From the data that follows, copy every line holding the string "Unidades".
--- begin ---
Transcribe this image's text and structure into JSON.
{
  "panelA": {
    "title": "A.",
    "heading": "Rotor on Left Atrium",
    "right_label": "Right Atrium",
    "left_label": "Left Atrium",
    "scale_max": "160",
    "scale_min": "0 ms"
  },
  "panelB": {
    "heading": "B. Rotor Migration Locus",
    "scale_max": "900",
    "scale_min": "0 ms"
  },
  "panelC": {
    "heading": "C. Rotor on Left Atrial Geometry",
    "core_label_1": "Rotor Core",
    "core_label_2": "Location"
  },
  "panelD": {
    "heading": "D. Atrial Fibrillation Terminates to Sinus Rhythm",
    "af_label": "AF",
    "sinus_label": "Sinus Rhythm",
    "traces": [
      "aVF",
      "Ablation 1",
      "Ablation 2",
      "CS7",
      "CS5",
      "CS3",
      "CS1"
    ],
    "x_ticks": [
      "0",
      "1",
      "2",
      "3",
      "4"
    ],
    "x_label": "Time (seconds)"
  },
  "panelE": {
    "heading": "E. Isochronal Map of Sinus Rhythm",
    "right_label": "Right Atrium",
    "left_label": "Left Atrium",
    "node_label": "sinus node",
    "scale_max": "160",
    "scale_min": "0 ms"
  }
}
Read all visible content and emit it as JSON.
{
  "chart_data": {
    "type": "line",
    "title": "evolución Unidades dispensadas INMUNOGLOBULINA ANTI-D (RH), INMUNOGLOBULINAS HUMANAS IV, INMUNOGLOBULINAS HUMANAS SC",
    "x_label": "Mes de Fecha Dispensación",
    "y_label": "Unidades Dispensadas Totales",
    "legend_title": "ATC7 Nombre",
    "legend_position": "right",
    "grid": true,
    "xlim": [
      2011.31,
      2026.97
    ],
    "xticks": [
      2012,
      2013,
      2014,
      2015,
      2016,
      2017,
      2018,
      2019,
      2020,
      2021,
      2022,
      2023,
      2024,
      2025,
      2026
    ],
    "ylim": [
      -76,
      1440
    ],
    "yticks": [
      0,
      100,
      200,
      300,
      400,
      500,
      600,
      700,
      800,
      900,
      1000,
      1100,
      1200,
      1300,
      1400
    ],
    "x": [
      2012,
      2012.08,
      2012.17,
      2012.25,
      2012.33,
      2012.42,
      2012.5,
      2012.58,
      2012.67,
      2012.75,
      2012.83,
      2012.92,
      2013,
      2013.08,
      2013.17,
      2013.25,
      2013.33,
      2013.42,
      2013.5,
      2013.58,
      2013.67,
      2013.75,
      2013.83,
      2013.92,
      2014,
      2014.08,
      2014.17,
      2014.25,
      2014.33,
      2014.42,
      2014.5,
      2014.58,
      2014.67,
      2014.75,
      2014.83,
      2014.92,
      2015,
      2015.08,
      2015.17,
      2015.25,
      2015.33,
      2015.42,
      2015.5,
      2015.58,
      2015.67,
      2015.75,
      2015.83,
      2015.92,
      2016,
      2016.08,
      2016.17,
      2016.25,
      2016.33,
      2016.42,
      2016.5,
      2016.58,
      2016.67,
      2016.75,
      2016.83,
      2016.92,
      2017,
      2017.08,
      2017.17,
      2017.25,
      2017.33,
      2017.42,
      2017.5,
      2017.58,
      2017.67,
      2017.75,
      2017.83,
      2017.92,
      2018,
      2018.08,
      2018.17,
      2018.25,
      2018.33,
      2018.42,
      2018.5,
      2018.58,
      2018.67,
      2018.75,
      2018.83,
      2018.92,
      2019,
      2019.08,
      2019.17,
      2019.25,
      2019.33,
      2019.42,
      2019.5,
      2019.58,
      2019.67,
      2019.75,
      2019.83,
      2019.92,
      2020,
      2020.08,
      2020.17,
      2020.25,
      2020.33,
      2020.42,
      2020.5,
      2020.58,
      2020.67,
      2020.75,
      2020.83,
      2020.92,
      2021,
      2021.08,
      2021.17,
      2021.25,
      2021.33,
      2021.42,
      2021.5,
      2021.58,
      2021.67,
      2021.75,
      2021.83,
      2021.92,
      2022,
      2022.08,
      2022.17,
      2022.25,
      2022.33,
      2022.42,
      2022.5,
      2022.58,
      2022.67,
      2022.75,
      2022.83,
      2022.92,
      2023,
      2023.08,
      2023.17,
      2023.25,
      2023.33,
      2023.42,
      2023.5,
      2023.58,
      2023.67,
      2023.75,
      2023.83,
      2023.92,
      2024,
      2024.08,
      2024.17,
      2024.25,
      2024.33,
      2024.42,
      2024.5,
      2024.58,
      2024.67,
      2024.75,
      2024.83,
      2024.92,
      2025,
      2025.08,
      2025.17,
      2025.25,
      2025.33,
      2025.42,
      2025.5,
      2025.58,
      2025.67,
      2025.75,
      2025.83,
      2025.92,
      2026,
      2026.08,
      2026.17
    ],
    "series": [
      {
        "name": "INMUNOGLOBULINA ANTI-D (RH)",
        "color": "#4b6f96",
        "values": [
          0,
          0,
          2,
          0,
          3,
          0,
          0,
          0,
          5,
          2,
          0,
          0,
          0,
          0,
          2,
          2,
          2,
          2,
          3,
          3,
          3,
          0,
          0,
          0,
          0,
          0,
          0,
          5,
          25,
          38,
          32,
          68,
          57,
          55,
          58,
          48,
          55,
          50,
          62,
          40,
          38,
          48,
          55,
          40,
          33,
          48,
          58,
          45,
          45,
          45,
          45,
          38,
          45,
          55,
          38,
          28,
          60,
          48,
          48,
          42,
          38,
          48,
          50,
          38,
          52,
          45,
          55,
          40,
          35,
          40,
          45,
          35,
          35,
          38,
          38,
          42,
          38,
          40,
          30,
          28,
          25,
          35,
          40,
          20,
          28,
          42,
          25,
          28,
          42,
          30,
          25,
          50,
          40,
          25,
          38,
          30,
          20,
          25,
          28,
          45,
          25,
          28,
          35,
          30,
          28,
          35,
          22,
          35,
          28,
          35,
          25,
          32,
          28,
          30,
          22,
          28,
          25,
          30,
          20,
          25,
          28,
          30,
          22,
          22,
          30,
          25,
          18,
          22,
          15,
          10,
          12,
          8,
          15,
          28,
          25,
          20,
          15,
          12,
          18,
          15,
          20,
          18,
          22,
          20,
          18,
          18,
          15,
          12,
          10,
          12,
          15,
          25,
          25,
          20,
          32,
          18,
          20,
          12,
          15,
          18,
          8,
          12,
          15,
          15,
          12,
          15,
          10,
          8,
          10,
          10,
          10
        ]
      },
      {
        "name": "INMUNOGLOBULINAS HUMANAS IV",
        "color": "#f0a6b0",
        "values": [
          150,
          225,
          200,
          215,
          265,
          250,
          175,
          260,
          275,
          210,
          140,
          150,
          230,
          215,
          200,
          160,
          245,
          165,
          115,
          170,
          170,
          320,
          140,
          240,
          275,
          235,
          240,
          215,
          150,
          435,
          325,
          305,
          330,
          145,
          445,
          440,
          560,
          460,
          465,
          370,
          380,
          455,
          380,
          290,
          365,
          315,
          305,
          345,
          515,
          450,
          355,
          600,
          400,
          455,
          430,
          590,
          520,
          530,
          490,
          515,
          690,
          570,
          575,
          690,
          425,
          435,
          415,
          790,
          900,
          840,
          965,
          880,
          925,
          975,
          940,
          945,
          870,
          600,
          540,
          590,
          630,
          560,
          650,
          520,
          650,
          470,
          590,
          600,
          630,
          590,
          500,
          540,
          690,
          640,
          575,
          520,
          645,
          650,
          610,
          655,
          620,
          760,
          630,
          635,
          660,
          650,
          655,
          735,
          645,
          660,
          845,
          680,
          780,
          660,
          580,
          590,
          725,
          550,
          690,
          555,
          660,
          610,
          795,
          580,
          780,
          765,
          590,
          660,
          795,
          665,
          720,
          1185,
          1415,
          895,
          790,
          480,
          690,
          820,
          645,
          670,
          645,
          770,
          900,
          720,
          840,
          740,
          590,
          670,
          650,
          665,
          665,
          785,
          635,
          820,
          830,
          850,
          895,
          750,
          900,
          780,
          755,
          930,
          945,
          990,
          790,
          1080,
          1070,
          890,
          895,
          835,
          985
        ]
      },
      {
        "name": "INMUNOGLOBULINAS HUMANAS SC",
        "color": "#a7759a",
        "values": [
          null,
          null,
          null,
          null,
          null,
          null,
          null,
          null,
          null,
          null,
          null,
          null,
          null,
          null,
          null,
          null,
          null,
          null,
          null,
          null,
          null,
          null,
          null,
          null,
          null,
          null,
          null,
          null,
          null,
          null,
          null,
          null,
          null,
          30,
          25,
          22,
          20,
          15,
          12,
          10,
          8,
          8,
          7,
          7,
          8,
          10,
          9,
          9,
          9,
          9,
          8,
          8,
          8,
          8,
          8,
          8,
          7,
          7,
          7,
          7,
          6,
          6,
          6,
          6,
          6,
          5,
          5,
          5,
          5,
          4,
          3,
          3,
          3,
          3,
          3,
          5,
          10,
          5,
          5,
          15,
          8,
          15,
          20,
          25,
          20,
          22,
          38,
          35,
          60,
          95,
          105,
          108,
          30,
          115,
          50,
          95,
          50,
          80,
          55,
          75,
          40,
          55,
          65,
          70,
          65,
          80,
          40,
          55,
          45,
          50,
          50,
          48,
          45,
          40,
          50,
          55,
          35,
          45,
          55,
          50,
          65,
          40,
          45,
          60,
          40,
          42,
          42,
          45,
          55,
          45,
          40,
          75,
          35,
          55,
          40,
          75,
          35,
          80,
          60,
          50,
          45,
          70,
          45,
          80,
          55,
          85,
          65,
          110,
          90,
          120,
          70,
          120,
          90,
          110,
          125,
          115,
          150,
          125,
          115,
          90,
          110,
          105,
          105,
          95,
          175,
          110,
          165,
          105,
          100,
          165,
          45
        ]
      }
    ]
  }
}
--- end ---
■ EXPECTED ANSWER ■
    "title": "evolución Unidades dispensadas INMUNOGLOBULINA ANTI-D (RH), INMUNOGLOBULINAS HUMANAS IV, INMUNOGLOBULINAS HUMANAS SC",
    "y_label": "Unidades Dispensadas Totales",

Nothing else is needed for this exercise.